도메인 주도 설계에서는 이런 문제를 해결하기 위해 세 가지 패턴이 있다.

  • Aggregate: 소유권과 경계를 명확히 정의하여 모델을 엄격하게 만들어 객체 간의 연관관계가 혼란스럽게 얽히는 것을 방지하고, 도메인 객체의 무결성을 유지한다.
  • Factory: 복잡한 객체나 Aggregate를 생성, 재구성하는 책임을 맡음으로써 그것들의 내부 구조를 캡슐화한다.
  • Repository: 영속성과 관련된 인프라스트럭처를 캡슐화하면서 영속 객체를 찾아 조회하는 수단을 제공한다.

Repository와 Factory가 도메인에서 나오는 것은 아니지만, 그것들은 도메인 설계에서 중요한 역할을 담당한다. Aggregate를 모델링하고 Repository와 Factory를 통해 객체의 생명주기 동안 그것들을 체계적이고 의미있게 다룰 수 있다.

Aggregate는 생명주기의 모든 단계에서 불변식이 유지되어야 할 범위를 표시하는 것이며, Repository와 Factory는 Aggregate를 대상으로 특정 생명주기로 이동하는 과정에 따른 복잡성을 캡슐화한다.


Aggregate (집합체)

연관관계를 최소주의 관점에서 설계하면 탐색이 단순해지고 관계를 제한하는데 어느정도 도움이 되긴 하지만, 대부분의 업무 도메인은 상호 연관관계가 복잡하므로 결국에는 참조를 통해 얽히고 설킨 객체 관계망을 추적해야 한다. 이런 과도한 관계망은 소프트웨어 설계에서 문제를 일으킬 수 있다.

일반적인 객체 모델의 연관관계망은 변경의 효과가 잠재적으로 미치는 범위를 명확히 한정해주지 않는다. 특히 동일한 객체에 여러 클라이언트가 동시에 접근하는 시스템에서는 문제가 심각해질 수 있다. 여러 사용자가 동시에 다양한 객체를 참조하거나 갱신한다면, 상호 의존 관계에 있는 객체가 동시에 변경되지 않게 해야 한다. 변경의 범위를 알맞게 제한하지 않는다면 심각한 결과가 초래될 것이다.

모델 내에서 복잡한 연관관계를 맺는 객체를 대상으로 변경의 일관성을 보장하기란 쉽지 않다. 개별 객체뿐만 아니라 그 객체가 참조하는, 서로 연관관계에 있는 객체 집합에 대해서도 불변식이 적용되어야 하기 때문이다.

- 자료 살펴보기
• 1. 도메인 주도 설계 글에 따르면 Factory 패턴은 무엇을 캡슐화하는가?
• 2. 도메인 주도 설계 글을 마지막 문장 다음부터 이어 써라.

- 기록된 정보
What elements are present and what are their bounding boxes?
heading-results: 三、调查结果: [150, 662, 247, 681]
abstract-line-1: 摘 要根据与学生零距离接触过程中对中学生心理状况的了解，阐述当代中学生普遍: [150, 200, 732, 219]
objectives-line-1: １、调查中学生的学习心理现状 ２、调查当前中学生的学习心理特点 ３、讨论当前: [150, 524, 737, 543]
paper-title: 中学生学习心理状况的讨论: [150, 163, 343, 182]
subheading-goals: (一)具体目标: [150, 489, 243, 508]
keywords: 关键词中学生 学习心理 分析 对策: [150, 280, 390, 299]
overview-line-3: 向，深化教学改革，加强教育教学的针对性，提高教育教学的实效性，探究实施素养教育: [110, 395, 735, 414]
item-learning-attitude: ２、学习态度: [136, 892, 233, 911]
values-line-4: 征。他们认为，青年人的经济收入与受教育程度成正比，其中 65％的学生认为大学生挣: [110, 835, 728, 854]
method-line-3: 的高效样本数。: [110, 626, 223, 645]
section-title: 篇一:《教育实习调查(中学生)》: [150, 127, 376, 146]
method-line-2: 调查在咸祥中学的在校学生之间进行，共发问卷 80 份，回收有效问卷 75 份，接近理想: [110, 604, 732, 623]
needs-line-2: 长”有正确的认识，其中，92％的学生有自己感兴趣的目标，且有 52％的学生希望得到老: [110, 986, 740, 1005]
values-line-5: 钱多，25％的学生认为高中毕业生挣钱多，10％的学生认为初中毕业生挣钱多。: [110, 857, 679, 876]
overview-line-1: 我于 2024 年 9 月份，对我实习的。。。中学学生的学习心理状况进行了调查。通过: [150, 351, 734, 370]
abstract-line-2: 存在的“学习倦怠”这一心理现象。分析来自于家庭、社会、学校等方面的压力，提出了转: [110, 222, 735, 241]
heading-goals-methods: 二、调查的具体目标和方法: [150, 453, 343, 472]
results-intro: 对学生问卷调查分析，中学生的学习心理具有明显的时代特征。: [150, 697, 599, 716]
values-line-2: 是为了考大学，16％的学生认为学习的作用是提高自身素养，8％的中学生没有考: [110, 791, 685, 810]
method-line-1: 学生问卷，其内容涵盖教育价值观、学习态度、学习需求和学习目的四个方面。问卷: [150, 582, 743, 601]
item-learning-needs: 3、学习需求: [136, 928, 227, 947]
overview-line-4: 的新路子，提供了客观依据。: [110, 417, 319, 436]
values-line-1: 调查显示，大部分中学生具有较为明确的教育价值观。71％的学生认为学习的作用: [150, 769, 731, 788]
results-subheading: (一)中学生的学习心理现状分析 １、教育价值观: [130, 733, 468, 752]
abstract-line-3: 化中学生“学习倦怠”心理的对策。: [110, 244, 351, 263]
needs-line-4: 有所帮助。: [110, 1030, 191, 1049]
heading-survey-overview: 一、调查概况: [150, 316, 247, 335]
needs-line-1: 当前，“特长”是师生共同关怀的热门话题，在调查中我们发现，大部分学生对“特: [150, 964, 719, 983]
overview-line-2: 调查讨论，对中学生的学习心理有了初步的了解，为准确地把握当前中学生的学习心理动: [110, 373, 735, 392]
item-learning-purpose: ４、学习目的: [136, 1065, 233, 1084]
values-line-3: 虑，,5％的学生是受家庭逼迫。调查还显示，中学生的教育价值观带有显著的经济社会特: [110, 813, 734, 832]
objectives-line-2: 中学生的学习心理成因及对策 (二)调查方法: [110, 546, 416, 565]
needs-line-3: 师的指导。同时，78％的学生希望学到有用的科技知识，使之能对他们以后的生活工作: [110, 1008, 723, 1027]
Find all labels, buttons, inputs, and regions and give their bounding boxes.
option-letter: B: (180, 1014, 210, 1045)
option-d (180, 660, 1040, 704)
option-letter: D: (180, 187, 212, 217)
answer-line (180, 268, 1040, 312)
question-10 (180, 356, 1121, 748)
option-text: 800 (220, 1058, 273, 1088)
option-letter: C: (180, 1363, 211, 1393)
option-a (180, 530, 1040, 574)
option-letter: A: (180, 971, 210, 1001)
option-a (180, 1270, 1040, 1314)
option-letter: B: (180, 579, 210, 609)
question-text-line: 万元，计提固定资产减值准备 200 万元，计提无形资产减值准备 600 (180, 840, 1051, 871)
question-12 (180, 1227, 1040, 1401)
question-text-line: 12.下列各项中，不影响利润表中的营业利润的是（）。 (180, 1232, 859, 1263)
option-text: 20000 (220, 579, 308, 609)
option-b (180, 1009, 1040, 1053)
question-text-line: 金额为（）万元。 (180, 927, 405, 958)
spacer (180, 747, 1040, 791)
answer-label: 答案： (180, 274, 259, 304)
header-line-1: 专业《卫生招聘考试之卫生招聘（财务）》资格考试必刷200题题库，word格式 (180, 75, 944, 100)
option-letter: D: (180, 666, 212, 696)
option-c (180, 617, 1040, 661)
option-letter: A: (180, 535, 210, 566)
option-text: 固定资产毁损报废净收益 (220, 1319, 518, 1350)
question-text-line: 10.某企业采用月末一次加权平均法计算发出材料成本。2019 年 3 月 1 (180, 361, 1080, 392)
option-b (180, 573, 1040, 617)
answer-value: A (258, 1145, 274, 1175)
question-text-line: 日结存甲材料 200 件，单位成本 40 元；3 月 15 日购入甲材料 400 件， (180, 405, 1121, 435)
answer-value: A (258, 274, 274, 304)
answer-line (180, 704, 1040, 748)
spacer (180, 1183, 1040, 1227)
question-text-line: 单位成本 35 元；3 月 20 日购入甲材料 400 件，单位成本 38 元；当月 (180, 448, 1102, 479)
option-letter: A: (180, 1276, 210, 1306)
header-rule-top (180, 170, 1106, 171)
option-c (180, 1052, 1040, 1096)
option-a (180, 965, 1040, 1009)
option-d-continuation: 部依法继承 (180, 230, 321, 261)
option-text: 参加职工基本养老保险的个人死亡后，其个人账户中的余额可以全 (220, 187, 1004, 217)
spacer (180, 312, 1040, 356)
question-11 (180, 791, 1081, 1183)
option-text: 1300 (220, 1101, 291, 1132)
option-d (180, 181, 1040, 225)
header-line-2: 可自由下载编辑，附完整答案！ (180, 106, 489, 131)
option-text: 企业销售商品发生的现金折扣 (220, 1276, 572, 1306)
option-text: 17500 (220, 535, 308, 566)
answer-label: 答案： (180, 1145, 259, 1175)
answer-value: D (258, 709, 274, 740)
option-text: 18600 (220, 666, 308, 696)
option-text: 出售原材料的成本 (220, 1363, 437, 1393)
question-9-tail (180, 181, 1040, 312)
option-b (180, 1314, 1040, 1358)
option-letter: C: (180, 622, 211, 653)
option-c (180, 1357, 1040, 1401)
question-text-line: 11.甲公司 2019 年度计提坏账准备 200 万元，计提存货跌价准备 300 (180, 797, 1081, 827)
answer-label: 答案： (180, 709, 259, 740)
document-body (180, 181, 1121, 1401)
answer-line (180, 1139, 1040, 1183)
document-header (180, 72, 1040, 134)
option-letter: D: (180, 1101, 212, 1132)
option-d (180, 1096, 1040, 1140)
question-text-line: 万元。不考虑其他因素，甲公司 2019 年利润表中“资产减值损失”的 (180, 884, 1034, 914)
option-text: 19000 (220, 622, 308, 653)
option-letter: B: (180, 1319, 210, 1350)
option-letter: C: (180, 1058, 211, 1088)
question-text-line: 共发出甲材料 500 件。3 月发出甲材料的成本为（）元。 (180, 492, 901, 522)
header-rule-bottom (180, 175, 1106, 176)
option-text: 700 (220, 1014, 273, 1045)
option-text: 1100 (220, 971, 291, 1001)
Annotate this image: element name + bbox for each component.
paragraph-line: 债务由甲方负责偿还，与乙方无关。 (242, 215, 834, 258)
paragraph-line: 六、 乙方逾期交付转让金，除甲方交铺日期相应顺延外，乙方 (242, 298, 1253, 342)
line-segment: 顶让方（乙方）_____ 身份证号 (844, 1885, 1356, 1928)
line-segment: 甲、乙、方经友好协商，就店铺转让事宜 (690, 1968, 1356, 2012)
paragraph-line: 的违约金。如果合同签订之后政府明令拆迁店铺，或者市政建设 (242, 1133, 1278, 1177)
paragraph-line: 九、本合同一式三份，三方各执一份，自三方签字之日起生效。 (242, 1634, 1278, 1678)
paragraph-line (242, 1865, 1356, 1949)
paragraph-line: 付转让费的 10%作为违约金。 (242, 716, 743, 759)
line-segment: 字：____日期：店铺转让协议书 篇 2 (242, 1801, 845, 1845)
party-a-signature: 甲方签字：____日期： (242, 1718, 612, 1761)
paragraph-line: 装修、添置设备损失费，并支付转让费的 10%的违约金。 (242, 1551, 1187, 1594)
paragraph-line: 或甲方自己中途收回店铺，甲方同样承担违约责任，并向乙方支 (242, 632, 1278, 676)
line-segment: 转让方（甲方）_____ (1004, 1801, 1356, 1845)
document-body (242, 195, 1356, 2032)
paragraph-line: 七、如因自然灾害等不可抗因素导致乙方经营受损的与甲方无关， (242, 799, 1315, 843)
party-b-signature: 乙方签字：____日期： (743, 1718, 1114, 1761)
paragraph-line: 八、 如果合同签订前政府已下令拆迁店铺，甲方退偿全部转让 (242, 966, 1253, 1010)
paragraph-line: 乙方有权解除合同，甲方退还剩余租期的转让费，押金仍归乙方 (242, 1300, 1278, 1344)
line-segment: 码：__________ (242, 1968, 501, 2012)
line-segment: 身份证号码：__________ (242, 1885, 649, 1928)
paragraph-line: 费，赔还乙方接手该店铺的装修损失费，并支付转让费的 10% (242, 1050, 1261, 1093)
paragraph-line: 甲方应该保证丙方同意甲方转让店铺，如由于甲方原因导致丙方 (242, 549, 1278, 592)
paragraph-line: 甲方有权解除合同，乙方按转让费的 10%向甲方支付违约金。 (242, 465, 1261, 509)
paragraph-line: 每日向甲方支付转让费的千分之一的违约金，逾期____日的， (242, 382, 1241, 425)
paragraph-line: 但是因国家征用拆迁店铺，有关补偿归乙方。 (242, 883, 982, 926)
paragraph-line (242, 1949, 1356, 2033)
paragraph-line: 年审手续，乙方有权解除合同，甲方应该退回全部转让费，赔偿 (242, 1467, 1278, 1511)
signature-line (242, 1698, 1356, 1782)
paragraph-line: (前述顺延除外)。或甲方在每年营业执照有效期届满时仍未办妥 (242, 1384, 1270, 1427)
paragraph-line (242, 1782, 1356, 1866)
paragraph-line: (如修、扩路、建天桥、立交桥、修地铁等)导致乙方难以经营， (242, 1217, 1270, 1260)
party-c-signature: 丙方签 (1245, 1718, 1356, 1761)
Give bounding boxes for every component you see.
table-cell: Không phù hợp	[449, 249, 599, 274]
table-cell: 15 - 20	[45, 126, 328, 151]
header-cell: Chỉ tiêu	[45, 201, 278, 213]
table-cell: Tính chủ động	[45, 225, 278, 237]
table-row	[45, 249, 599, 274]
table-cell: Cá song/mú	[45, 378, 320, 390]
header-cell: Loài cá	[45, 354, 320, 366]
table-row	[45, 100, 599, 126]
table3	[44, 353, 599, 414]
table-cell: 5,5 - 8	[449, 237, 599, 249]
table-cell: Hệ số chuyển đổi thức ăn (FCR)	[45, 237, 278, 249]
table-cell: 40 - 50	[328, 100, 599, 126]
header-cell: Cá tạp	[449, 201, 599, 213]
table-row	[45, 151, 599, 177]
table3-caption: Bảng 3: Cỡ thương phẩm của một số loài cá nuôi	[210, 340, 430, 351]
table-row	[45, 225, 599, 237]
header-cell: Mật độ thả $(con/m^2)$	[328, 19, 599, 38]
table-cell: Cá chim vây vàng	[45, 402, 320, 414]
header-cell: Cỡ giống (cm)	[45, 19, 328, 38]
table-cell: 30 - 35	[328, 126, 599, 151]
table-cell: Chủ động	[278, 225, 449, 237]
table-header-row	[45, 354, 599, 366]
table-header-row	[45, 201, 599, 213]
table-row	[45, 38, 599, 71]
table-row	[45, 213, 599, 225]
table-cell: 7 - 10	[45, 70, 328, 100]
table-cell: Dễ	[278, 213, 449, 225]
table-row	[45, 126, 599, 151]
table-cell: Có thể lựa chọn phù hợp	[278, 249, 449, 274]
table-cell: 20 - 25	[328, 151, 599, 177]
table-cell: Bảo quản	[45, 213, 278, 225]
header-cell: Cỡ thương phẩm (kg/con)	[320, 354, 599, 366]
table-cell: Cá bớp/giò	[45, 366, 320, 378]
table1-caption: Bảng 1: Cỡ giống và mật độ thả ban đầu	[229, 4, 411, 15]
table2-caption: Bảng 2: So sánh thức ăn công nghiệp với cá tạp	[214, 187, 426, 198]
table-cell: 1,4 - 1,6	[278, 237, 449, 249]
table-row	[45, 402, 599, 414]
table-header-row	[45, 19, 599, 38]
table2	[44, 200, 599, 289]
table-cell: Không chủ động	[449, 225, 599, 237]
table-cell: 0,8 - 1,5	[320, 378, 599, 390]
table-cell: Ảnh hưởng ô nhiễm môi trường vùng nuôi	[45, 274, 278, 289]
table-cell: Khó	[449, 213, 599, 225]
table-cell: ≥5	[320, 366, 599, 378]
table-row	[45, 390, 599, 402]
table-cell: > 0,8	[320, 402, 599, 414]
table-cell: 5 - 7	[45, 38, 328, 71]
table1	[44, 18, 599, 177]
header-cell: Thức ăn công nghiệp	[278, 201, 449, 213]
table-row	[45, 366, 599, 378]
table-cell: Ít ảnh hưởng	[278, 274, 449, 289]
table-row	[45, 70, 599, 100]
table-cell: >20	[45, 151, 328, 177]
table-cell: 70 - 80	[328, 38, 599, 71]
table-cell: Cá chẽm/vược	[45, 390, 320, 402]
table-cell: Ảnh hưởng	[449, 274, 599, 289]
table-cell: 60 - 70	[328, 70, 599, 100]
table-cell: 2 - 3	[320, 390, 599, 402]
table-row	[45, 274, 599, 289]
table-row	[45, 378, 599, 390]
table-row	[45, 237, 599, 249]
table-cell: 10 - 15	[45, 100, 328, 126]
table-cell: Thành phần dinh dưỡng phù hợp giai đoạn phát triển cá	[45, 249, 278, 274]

- 활동 답안
• 1. 복잡한 객체나 Aggregate의 내부 구조를 캡슐화한다.

• 2.
이런 문제의 해법을 찾기 위해서는 도메인을 심층적으로 이해해야 하며, 특히 특정 인스턴스 사이의 변화 빈도와 같은 사항까지도 이해하고 있어야 한다. 경합이 높은 지점을 느슨하게 연결하고, 엄격한 불변식을 더욱 엄격하게 지켜지케 하는 모델을 찾을 필요가 있다.

문제의 근원은 모델에 경계가 정의되어 있지 않다는 점이다. 모델을 근간으로 하는 해법을 이용하면 모델을 좀 더 이해하기 쉬워지고 설계한 바가 더 쉽게 전달될 것이다.

다음과 같은 엄격한 체계는 그와 같은 개념에서 정수를 뽑아낸 것이다.

모델 내부에서 참조에 대한 캡슐화를 추상화할 필요가 있다. Aggregate는 한 데이터 변경의 “단위”로 다루는 연관 객체의 묶음을 말하는데, 각 Aggregate에는 루트(root)와 경계(boundary)가 있다.

  • 경계: Aggregate에 무엇이 포함되고 포함되지 않는지를 정의한다.
  • 루트: Aggregate 내 단 하나만 존재하며 특정 Entity를 가리킨다.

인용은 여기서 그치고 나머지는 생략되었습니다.